— start Text shown —

The agrarian crisis has deepened since the post-economic reform period following the neo-liberal model of development. Since then the focus has shifted from agriculture to the services and manufacturing sectors. The effective implementation of a plethora of schemes/policies of the current and previous governments is not reflected on the ground. The various policies of agriculture have focused upon issues of crop insurance, minimum support price, low income and farm loans. However, they failed to address the structural issues, namely, poor land governance, especially land records, commercialisation of agriculture, problems of irrigation, inadequacies of the credit system including farm loans, dismantling the role of the middlemen in the APMCs.

The recent incidents of farmers’ protests, which sometimes turned into violent manifestations, signify the acute agrarian crisis that has seen unique farmers’ suicides in the countryside. This reflects the continued neglect of agriculture by the successive governments of all the mainstream political parties in the post-independence period, specifically in the post-economic reform period since 1991.

Research Questions and Methodology

 

Set in the above context of historical and contemporary neglect of agriculture by the mainstream political parties, an attempt has been made to understand and explore the agrarian programme of the Communist Party of India (Maoist), from now on the CPI (Maoist) party. The main objective is to appraise the political rhetoric of the CPI (Maoist), that is, armed agrarian revolution. The rationale for choosing the CPI (Maoist) for the purpose of analysis is that it is the only party in India which claims to bring revolution in the country on the basis of agrarian insurrection. In the light of contemporary processes in agriculture, in particular the alarming rise in the number of farmer suicides, a serious question to be asked is: why the CPI (Maoist) is unable to contain the agrarian distress and farmer suicides in the country? How to understand the CPI (Maoist) party’s agrarian programme and the agenda of ‘New Democratic Revolution’ through people’s protracted war? What is the role of peasants in the agrarian programme? The analysis has been carried out by using a process tracing the methodology supplemented by the techniques of content and discourse analysis.

Theoretical Propositions

 

The path of revolution, as stated in the party’s programme of the CPI (Maoist), make specific remarks with respect to the agrarian situation in the country. It is as follows:

The Indian state and society is semi-colonial and semi-feudal under the neo-colonial type of indirect rule, exploitation and control. The Indian Revolution, under the leadership of the proletariat will establish new democracy through the path of armed struggle by overthrowing imperialism and their running dogs—the big landlords and the comprador bureaucrat bourgeois classes. The axis of this revolution will be armed agrarian revolution.” [CPI (Maoist), 2004]

One of the task of people’s democratic state will be... confiscate all land belonging to the landlords and religious institution and distribute among the landless, poor peasants and agricultural laborers on the slogan of ‘land to the tillers’...taking agriculture as the foundation, it will advance towards building strong industrial economy...(Ibid.)

It also promises to “ensure all facilities for agricultural development, guarantee a remunerative price for agricultural produce and wherever possible encourage the development of agricultural cooperative”(Ibid.)

— end Text shown —

_Task 1_. In the listing, reproduce verbatim every line from the line containing "file-type-dropdown[interactable]: PDF 문서(*.pdf)" to the line containing "close-icon — [820, 11, 832, 23]", including both of those lines.

— start Listed records —

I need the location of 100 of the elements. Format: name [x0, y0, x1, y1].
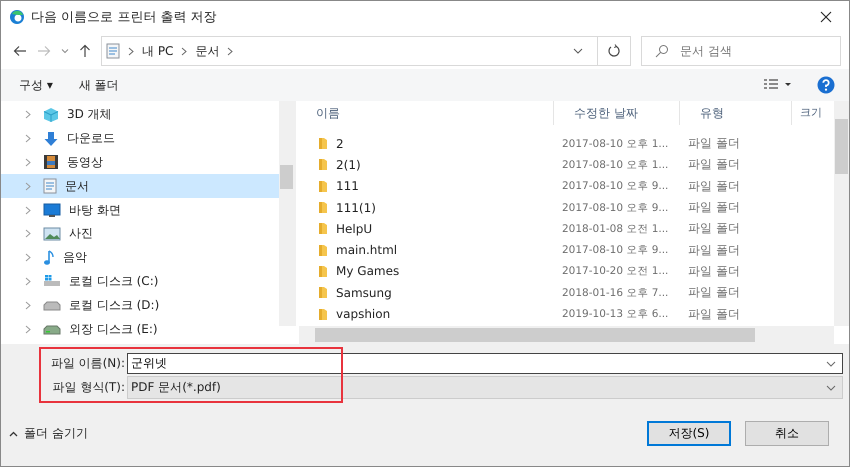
file-type-dropdown[interactable]: PDF 문서(*.pdf) — [127, 376, 843, 399]
column-header[interactable]: 유형 — [680, 101, 792, 125]
refresh-icon — [607, 44, 621, 58]
table-cell-text: 파일 폴더 — [687, 178, 741, 195]
chevron-right-icon[interactable] — [25, 158, 31, 167]
breadcrumb[interactable]: 내 PC — [142, 42, 174, 60]
file-name[interactable]: 2(1) — [336, 158, 361, 172]
folder-icon — [318, 137, 328, 150]
table-cell-text: 2017-08-10 오후 9... — [561, 243, 670, 258]
file-name-field[interactable]: 군위넷 — [127, 353, 843, 374]
back-arrow-icon[interactable] — [13, 45, 27, 57]
save-button[interactable]: 저장(S) — [647, 421, 731, 446]
forward-arrow-icon[interactable] — [37, 45, 51, 57]
horizontal-scrollbar[interactable] — [299, 326, 834, 344]
up-arrow-icon[interactable] — [79, 44, 91, 58]
view-options-icon[interactable] — [763, 79, 791, 91]
chevron-down-icon[interactable] — [61, 48, 69, 54]
table-cell-text: 파일 폴더 — [687, 306, 741, 323]
table-cell-text: 2018-01-16 오후 7... — [561, 286, 670, 300]
file-name[interactable]: 111(1) — [336, 200, 376, 215]
chevron-down-icon — [826, 384, 836, 390]
organize-menu[interactable]: 구성 ▾ — [19, 76, 53, 94]
chevron-right-icon[interactable] — [25, 300, 31, 310]
sidebar-item[interactable]: 바탕 화면 — [1, 198, 279, 222]
download-arrow-icon — [43, 130, 59, 147]
folder-icon — [318, 308, 328, 321]
drive-icon — [43, 274, 61, 288]
file-type-label: 파일 형식(T): — [51, 379, 126, 396]
address-bar[interactable]: 내 PC 문서 — [101, 36, 631, 66]
file-name[interactable]: HelpU — [336, 222, 372, 236]
sidebar-item[interactable]: 동영상 — [1, 150, 279, 174]
close-icon — [820, 11, 832, 23]
sidebar-item[interactable]: 음악 — [1, 246, 279, 270]
desktop-icon — [43, 203, 61, 218]
table-cell-text: 2017-08-10 오후 1... — [561, 136, 670, 151]
cube-icon — [43, 106, 59, 123]
chevron-right-icon[interactable] — [25, 324, 31, 334]
table-cell-text: 2019-10-13 오후 6... — [561, 307, 670, 322]
table-cell-text: 파일 폴더 — [687, 284, 741, 302]
table-cell-text: 파일 폴더 — [687, 135, 741, 152]
table-cell-text: 파일 폴더 — [687, 220, 741, 238]
table-cell-text: 파일 폴더 — [687, 199, 741, 216]
column-header[interactable]: 크기 — [792, 101, 834, 125]
folder-icon — [318, 201, 328, 214]
sidebar-item[interactable]: 문서 — [1, 174, 279, 198]
document-icon — [106, 43, 120, 59]
column-header[interactable]: 이름 — [296, 101, 554, 125]
hide-folders-toggle[interactable]: 폴더 숨기기 — [9, 425, 88, 442]
sidebar-item[interactable]: 로컬 디스크 (D:) — [1, 293, 279, 318]
sidebar-item[interactable]: 3D 개체 — [1, 103, 279, 127]
folder-icon — [318, 222, 328, 236]
photo-icon — [43, 226, 61, 241]
sidebar-item[interactable]: 사진 — [1, 222, 279, 246]
chevron-right-icon[interactable] — [25, 134, 31, 144]
chevron-right-icon — [126, 46, 136, 56]
file-name[interactable]: 2 — [336, 136, 344, 151]
chevron-down-icon[interactable] — [826, 361, 836, 367]
breadcrumb[interactable]: 문서 — [195, 42, 220, 60]
chevron-right-icon[interactable] — [25, 206, 31, 215]
file-name[interactable]: 111 — [336, 179, 359, 194]
folder-icon — [318, 180, 328, 193]
table-cell-text: 2017-10-20 오전 1... — [561, 264, 670, 278]
column-header[interactable]: 수정한 날짜 — [554, 101, 680, 125]
chevron-right-icon[interactable] — [25, 276, 31, 286]
file-name[interactable]: main.html — [336, 243, 398, 258]
chevron-right-icon — [179, 46, 190, 56]
folder-icon — [318, 264, 328, 278]
sidebar-item[interactable]: 로컬 디스크 (C:) — [1, 270, 279, 294]
document-icon — [43, 178, 57, 194]
help-icon[interactable] — [817, 76, 835, 94]
browser-logo-icon — [9, 9, 25, 25]
chevron-right-icon[interactable] — [25, 253, 31, 262]
table-cell-text: 파일 폴더 — [687, 262, 741, 280]
cancel-button[interactable]: 취소 — [745, 421, 829, 446]
chevron-up-icon — [9, 430, 18, 436]
sidebar-item[interactable]: 외장 디스크 (E:) — [1, 317, 279, 341]
window-title: 다음 이름으로 프린터 출력 저장 — [31, 9, 217, 26]
search-field[interactable]: 문서 검색 — [641, 36, 841, 66]
table-cell-text: 2018-01-08 오전 1... — [561, 222, 670, 236]
file-name[interactable]: My Games — [336, 264, 400, 278]
music-note-icon — [43, 250, 55, 266]
folder-icon — [318, 244, 328, 257]
file-name[interactable]: vapshion — [336, 307, 390, 322]
chevron-right-icon[interactable] — [25, 229, 31, 238]
file-name[interactable]: Samsung — [336, 286, 392, 300]
chevron-right-icon — [225, 46, 236, 56]
chevron-right-icon[interactable] — [25, 182, 31, 191]
table-cell-text: 2017-08-10 오후 9... — [561, 200, 670, 215]
chevron-right-icon[interactable] — [25, 110, 31, 120]
film-icon — [43, 154, 59, 170]
file-name-label: 파일 이름(N): — [50, 355, 126, 372]
scrollbar[interactable] — [834, 101, 849, 326]
table-cell-text: 2017-08-10 오후 1... — [561, 158, 670, 172]
table-cell-text: 파일 폴더 — [687, 156, 741, 174]
sidebar-item[interactable]: 다운로드 — [1, 126, 279, 151]
chevron-down-icon[interactable] — [573, 48, 583, 54]
new-folder-button[interactable]: 새 폴더 — [78, 76, 119, 94]
search-icon — [655, 44, 669, 58]
folder-icon — [318, 158, 328, 172]
scrollbar[interactable] — [279, 101, 294, 326]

— end Listed records —

_Task 2_. In the text on the agrarian programme of the CPI (Maoist), what does the quoted party programme name as the axis of the revolution?

_Task result 1_.
file-type-dropdown[interactable]: PDF 문서(*.pdf) — [127, 376, 843, 399]
column-header[interactable]: 유형 — [680, 101, 792, 125]
refresh-icon — [607, 44, 621, 58]
table-cell-text: 파일 폴더 — [687, 178, 741, 195]
chevron-right-icon[interactable] — [25, 158, 31, 167]
breadcrumb[interactable]: 내 PC — [142, 42, 174, 60]
file-name[interactable]: 2(1) — [336, 158, 361, 172]
folder-icon — [318, 137, 328, 150]
table-cell-text: 2017-08-10 오후 9... — [561, 243, 670, 258]
file-name-field[interactable]: 군위넷 — [127, 353, 843, 374]
back-arrow-icon[interactable] — [13, 45, 27, 57]
save-button[interactable]: 저장(S) — [647, 421, 731, 446]
forward-arrow-icon[interactable] — [37, 45, 51, 57]
horizontal-scrollbar[interactable] — [299, 326, 834, 344]
up-arrow-icon[interactable] — [79, 44, 91, 58]
view-options-icon[interactable] — [763, 79, 791, 91]
chevron-down-icon[interactable] — [61, 48, 69, 54]
table-cell-text: 파일 폴더 — [687, 306, 741, 323]
table-cell-text: 2018-01-16 오후 7... — [561, 286, 670, 300]
file-name[interactable]: 111(1) — [336, 200, 376, 215]
chevron-down-icon — [826, 384, 836, 390]
organize-menu[interactable]: 구성 ▾ — [19, 76, 53, 94]
chevron-right-icon[interactable] — [25, 300, 31, 310]
sidebar-item[interactable]: 바탕 화면 — [1, 198, 279, 222]
download-arrow-icon — [43, 130, 59, 147]
folder-icon — [318, 308, 328, 321]
drive-icon — [43, 274, 61, 288]
file-type-label: 파일 형식(T): — [51, 379, 126, 396]
address-bar[interactable]: 내 PC 문서 — [101, 36, 631, 66]
file-name[interactable]: HelpU — [336, 222, 372, 236]
sidebar-item[interactable]: 동영상 — [1, 150, 279, 174]
close-icon — [820, 11, 832, 23]

_Task result 2_. Armed agrarian revolution.